Required task —
Give a count of the lines below that have the string "sievietes" in them, with no other words.

(Source data)
+++

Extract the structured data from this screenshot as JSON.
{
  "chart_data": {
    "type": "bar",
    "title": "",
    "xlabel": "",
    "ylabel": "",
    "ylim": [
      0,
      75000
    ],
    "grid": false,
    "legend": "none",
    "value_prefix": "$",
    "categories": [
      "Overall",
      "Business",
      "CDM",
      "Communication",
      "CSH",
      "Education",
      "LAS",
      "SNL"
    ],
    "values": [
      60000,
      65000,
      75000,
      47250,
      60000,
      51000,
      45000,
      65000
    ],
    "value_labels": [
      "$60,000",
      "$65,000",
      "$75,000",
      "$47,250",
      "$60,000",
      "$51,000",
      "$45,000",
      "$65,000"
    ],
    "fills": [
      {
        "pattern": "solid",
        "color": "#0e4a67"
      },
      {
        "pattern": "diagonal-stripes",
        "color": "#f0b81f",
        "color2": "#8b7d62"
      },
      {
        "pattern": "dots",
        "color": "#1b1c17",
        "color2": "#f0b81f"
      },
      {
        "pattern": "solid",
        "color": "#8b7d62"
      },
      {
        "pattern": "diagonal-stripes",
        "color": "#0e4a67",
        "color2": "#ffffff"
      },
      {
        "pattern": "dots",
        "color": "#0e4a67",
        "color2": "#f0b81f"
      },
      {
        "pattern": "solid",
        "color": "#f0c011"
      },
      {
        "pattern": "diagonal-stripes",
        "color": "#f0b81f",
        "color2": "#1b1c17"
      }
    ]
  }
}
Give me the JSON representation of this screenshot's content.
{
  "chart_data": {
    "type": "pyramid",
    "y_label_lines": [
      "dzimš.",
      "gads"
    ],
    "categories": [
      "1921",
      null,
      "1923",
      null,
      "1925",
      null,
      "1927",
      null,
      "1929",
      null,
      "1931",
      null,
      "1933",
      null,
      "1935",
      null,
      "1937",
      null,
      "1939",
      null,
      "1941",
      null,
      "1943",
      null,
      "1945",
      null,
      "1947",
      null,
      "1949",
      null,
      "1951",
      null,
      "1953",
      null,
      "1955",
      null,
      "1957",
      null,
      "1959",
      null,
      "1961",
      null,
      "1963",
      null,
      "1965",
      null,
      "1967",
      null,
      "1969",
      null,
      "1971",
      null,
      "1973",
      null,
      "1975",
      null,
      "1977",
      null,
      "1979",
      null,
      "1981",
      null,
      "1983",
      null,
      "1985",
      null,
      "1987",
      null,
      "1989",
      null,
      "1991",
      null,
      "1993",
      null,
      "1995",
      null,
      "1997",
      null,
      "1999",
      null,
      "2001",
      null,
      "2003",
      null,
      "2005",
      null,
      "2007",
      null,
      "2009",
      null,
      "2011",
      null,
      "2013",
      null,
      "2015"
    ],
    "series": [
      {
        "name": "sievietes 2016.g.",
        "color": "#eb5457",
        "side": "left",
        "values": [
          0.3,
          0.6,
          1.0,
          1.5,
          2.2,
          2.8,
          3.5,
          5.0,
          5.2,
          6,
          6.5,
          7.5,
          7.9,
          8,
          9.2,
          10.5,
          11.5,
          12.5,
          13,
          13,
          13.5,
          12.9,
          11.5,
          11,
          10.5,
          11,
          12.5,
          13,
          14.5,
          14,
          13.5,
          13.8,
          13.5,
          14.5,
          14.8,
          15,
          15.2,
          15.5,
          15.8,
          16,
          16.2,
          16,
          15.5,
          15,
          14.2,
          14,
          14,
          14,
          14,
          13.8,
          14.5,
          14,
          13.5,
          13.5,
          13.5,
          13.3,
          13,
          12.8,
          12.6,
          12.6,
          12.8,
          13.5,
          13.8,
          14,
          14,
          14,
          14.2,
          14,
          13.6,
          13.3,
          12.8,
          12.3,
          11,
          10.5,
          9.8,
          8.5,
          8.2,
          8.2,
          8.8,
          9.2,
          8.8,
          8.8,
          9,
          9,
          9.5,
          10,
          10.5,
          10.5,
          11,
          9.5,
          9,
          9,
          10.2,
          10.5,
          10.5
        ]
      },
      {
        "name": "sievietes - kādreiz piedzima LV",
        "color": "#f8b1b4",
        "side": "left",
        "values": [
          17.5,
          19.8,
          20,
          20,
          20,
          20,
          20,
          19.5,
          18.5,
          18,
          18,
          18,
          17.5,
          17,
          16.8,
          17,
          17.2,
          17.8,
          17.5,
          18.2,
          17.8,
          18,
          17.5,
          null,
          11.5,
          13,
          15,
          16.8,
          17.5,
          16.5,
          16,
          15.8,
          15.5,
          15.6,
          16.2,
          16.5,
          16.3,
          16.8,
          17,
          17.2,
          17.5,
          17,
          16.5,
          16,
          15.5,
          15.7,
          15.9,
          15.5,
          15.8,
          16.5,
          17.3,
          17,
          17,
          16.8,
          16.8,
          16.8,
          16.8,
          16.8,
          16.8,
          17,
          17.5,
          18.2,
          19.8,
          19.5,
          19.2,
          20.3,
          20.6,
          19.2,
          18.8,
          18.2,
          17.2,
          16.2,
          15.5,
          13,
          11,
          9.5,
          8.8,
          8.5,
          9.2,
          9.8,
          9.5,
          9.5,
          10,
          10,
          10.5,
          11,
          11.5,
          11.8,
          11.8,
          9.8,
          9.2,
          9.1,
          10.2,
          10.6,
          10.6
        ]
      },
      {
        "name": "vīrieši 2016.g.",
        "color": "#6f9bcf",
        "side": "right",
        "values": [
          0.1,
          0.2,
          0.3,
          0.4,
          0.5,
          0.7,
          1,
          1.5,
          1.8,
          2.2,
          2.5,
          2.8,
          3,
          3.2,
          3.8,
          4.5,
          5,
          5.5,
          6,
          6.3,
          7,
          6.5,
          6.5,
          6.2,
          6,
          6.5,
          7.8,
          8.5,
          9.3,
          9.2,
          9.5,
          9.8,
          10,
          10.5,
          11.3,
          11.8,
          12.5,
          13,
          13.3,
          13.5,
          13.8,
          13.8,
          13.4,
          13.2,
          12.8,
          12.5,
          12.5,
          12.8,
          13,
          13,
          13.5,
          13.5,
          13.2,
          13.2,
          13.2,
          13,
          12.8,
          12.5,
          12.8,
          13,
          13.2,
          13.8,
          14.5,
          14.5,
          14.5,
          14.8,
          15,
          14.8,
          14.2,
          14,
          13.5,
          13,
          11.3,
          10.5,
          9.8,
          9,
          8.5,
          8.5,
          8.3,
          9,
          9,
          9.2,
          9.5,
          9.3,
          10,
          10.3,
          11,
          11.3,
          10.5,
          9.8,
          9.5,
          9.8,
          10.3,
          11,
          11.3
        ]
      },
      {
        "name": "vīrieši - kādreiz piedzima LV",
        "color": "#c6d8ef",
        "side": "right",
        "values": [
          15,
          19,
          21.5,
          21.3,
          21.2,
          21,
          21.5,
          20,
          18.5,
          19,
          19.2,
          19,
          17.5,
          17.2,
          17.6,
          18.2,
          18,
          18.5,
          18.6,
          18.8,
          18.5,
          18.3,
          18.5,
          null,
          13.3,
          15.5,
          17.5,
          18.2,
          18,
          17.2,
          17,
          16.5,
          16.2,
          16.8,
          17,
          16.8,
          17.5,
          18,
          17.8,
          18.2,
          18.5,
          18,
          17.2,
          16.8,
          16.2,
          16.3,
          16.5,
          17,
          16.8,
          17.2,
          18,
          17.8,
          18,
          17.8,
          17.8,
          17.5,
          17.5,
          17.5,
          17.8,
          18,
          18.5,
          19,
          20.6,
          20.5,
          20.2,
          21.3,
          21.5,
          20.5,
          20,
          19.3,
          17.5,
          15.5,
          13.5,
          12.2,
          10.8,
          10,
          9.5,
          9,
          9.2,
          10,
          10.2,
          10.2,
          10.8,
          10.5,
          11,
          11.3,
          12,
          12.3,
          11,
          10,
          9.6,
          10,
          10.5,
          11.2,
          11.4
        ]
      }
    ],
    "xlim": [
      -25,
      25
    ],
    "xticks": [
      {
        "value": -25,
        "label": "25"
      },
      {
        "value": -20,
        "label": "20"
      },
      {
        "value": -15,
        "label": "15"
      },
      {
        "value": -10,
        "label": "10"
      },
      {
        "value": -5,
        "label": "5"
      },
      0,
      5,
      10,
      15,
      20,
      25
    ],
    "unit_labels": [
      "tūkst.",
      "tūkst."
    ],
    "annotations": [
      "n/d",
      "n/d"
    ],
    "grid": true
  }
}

+++

The output —
2